** begin MATERIAL SUPPLIED **

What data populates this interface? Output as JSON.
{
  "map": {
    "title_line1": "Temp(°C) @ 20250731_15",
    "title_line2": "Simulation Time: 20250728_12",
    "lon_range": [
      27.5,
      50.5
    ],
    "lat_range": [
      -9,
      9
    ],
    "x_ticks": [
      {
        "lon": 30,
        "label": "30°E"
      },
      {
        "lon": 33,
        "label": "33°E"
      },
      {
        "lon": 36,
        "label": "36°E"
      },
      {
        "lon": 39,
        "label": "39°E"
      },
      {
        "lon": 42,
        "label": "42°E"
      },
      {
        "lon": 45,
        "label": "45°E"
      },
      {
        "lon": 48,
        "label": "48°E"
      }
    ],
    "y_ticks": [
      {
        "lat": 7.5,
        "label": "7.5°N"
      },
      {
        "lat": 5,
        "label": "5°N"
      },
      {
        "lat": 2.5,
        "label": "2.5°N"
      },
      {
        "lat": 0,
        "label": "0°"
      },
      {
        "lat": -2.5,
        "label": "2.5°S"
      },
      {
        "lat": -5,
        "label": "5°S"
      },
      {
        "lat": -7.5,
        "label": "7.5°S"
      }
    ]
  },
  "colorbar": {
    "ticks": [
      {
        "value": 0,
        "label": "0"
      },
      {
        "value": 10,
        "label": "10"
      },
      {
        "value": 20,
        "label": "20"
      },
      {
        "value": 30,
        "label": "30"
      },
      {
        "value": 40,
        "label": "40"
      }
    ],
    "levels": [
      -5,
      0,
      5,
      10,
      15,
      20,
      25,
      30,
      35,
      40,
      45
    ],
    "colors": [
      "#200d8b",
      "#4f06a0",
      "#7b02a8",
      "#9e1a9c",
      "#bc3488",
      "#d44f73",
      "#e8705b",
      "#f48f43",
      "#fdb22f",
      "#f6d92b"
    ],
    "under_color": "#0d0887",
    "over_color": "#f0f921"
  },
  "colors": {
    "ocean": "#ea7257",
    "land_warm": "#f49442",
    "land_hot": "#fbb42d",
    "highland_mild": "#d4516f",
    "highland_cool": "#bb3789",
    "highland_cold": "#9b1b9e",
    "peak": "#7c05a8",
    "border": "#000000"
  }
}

** end MATERIAL SUPPLIED **

SHORT PROBLEM:
Write out the data again, exactly and in full.

ANSWER TO THE TASK:
What data populates this interface? Output as JSON.
{
  "map": {
    "title_line1": "Temp(°C) @ 20250731_15",
    "title_line2": "Simulation Time: 20250728_12",
    "lon_range": [
      27.5,
      50.5
    ],
    "lat_range": [
      -9,
      9
    ],
    "x_ticks": [
      {
        "lon": 30,
        "label": "30°E"
      },
      {
        "lon": 33,
        "label": "33°E"
      },
      {
        "lon": 36,
        "label": "36°E"
      },
      {
        "lon": 39,
        "label": "39°E"
      },
      {
        "lon": 42,
        "label": "42°E"
      },
      {
        "lon": 45,
        "label": "45°E"
      },
      {
        "lon": 48,
        "label": "48°E"
      }
    ],
    "y_ticks": [
      {
        "lat": 7.5,
        "label": "7.5°N"
      },
      {
        "lat": 5,
        "label": "5°N"
      },
      {
        "lat": 2.5,
        "label": "2.5°N"
      },
      {
        "lat": 0,
        "label": "0°"
      },
      {
        "lat": -2.5,
        "label": "2.5°S"
      },
      {
        "lat": -5,
        "label": "5°S"
      },
      {
        "lat": -7.5,
        "label": "7.5°S"
      }
    ]
  },
  "colorbar": {
    "ticks": [
      {
        "value": 0,
        "label": "0"
      },
      {
        "value": 10,
        "label": "10"
      },
      {
        "value": 20,
        "label": "20"
      },
      {
        "value": 30,
        "label": "30"
      },
      {
        "value": 40,
        "label": "40"
      }
    ],
    "levels": [
      -5,
      0,
      5,
      10,
      15,
      20,
      25,
      30,
      35,
      40,
      45
    ],
    "colors": [
      "#200d8b",
      "#4f06a0",
      "#7b02a8",
      "#9e1a9c",
      "#bc3488",
      "#d44f73",
      "#e8705b",
      "#f48f43",
      "#fdb22f",
      "#f6d92b"
    ],
    "under_color": "#0d0887",
    "over_color": "#f0f921"
  },
  "colors": {
    "ocean": "#ea7257",
    "land_warm": "#f49442",
    "land_hot": "#fbb42d",
    "highland_mild": "#d4516f",
    "highland_cool": "#bb3789",
    "highland_cold": "#9b1b9e",
    "peak": "#7c05a8",
    "border": "#000000"
  }
}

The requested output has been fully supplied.